> [Given task]: Examine the material below. Gather every line in which the string "from" appears.
— BEGIN —
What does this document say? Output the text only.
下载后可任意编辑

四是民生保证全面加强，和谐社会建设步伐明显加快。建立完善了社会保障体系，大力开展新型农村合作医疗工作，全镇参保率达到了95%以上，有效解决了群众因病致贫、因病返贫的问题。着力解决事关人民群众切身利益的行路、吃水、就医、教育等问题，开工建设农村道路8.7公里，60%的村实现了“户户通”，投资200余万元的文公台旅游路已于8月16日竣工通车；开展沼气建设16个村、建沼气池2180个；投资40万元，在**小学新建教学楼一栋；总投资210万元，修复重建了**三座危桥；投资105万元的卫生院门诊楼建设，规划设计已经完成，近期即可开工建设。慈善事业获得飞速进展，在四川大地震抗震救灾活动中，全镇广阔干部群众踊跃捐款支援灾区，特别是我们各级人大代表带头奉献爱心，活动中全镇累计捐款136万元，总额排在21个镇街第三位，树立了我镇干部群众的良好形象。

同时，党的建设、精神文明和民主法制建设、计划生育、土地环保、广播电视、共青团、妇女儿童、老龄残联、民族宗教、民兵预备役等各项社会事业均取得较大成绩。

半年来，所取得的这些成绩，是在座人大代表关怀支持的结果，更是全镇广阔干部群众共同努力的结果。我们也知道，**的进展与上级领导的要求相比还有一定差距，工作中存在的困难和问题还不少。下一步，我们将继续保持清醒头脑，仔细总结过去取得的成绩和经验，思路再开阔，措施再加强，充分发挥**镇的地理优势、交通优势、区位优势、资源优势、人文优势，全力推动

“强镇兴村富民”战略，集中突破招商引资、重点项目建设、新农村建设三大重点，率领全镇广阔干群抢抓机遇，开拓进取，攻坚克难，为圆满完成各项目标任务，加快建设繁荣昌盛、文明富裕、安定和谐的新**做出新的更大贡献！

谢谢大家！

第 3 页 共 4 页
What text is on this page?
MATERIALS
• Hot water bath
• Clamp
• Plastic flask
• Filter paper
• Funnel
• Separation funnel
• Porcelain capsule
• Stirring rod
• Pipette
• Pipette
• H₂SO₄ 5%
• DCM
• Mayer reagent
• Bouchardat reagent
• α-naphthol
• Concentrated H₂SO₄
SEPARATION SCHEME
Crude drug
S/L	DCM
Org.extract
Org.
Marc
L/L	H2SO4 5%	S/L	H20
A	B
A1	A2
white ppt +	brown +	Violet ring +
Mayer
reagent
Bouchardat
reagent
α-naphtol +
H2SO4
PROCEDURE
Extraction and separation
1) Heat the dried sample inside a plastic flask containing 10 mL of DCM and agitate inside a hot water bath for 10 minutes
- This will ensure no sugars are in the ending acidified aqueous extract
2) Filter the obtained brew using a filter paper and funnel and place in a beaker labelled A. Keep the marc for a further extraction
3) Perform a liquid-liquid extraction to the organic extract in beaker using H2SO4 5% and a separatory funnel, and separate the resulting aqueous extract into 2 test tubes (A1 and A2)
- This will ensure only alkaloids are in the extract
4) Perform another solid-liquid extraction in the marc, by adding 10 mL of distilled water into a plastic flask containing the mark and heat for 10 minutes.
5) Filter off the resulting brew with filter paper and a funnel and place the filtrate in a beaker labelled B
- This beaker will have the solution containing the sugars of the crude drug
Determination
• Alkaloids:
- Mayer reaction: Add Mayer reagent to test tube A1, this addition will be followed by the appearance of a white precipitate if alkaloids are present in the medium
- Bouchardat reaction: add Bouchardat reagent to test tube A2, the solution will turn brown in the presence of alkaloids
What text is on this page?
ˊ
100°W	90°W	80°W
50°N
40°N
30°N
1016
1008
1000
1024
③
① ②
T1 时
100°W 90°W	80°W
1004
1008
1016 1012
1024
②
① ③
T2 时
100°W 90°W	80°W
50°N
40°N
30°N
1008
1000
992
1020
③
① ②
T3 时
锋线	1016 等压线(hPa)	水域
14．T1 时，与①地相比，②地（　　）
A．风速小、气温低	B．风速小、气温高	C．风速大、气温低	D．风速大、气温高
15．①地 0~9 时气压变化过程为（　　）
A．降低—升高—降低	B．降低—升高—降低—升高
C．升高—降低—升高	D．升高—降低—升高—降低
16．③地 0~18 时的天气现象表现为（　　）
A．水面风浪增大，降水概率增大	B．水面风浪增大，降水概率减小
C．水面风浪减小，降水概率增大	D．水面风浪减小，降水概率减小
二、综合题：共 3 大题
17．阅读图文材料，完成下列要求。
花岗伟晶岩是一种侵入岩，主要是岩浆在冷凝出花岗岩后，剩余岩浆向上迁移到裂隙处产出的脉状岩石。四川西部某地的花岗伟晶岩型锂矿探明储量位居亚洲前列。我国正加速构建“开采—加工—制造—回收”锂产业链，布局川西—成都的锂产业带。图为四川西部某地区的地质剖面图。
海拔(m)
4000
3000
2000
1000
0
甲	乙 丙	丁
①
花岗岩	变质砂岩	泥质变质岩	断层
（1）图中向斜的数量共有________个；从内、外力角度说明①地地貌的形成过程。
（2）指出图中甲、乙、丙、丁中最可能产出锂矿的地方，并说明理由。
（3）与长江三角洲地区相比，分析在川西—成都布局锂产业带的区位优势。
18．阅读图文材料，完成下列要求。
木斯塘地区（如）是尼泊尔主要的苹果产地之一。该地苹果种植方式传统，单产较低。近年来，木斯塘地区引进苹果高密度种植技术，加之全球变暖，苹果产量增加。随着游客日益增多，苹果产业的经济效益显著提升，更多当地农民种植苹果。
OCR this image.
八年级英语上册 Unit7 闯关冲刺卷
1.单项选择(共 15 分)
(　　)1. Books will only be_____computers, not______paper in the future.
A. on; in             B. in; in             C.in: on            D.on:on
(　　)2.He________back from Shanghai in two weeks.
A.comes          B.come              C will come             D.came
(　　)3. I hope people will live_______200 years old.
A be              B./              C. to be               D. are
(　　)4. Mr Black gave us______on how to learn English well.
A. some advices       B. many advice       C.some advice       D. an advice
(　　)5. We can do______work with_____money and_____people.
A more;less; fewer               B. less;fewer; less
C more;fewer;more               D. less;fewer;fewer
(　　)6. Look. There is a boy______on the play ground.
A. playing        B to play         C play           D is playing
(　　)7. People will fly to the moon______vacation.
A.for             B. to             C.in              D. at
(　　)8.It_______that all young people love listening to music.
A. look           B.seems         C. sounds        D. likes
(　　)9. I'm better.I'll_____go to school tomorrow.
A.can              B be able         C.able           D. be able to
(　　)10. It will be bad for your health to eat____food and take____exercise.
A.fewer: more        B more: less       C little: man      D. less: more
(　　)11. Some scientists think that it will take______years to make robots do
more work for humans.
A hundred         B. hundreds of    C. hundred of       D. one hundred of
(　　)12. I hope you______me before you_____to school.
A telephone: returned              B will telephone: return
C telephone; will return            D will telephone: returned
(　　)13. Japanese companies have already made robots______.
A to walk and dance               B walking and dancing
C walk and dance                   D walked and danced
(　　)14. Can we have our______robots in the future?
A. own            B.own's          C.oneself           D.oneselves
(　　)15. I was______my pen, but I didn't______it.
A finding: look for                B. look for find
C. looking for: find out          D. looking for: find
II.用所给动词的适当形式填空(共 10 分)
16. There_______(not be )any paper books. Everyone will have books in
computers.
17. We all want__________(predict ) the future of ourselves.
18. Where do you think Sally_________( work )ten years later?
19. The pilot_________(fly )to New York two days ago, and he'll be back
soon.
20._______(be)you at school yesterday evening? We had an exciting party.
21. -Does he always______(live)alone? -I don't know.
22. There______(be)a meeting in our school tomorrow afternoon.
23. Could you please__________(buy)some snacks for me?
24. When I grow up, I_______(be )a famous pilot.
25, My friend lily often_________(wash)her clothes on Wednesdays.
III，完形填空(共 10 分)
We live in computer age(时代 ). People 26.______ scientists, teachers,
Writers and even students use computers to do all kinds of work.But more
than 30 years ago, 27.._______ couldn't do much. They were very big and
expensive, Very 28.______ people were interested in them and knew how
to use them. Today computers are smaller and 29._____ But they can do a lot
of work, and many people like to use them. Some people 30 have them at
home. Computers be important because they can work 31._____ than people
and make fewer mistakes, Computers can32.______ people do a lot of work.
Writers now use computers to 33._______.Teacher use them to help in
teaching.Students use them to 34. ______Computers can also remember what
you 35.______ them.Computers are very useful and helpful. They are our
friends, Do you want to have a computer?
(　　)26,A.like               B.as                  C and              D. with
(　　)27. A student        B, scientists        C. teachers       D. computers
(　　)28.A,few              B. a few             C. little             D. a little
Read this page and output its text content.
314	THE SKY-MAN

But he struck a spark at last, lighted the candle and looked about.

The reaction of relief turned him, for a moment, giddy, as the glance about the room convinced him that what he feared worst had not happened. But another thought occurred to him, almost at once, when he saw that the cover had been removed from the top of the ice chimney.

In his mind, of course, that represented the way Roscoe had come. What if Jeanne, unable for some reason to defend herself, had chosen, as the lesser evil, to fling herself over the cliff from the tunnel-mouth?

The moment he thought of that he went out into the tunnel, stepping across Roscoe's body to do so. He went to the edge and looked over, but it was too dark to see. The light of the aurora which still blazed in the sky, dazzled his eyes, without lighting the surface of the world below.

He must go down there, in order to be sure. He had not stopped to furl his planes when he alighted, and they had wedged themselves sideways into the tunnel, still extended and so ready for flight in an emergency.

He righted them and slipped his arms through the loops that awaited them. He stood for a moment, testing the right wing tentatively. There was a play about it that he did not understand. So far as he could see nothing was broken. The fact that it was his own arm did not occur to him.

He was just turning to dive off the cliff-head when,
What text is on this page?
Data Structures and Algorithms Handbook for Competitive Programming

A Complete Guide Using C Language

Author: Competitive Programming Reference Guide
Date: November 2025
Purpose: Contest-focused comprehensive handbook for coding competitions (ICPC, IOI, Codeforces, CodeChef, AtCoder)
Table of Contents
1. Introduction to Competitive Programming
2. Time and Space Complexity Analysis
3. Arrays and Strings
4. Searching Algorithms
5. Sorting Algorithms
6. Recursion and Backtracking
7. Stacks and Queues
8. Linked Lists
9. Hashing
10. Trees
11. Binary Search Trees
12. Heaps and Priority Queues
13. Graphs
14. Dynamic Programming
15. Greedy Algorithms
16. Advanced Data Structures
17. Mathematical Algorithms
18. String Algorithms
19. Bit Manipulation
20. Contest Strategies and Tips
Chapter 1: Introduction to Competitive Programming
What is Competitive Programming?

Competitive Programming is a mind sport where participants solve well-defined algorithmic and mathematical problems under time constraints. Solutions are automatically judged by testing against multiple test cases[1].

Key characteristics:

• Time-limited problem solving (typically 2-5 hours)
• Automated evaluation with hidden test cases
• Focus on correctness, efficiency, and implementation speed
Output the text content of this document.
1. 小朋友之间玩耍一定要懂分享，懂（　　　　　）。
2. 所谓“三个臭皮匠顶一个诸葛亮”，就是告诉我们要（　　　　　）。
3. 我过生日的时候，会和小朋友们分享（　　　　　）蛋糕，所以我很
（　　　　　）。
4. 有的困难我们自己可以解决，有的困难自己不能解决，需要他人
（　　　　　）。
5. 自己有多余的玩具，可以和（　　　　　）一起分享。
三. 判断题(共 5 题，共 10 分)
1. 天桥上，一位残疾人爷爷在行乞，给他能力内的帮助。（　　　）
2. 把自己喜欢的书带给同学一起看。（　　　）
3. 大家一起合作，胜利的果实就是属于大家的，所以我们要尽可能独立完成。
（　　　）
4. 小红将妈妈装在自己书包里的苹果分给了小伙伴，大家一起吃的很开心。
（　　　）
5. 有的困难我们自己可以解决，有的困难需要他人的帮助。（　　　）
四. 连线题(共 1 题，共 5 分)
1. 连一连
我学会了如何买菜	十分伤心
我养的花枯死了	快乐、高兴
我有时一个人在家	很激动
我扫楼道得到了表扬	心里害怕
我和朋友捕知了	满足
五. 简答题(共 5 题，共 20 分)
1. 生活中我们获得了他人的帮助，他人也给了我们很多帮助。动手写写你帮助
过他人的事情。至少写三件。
— END —
> [Solution to this problem]:
(　　)2.He________back from Shanghai in two weeks.
The reaction of relief turned him, for a moment, giddy, as the glance about the room convinced him that what he feared worst had not happened. But another thought occurred to him, almost at once, when he saw that the cover had been removed from the top of the ice chimney.
In his mind, of course, that represented the way Roscoe had come. What if Jeanne, unable for some reason to defend herself, had chosen, as the lesser evil, to fling herself over the cliff from the tunnel-mouth?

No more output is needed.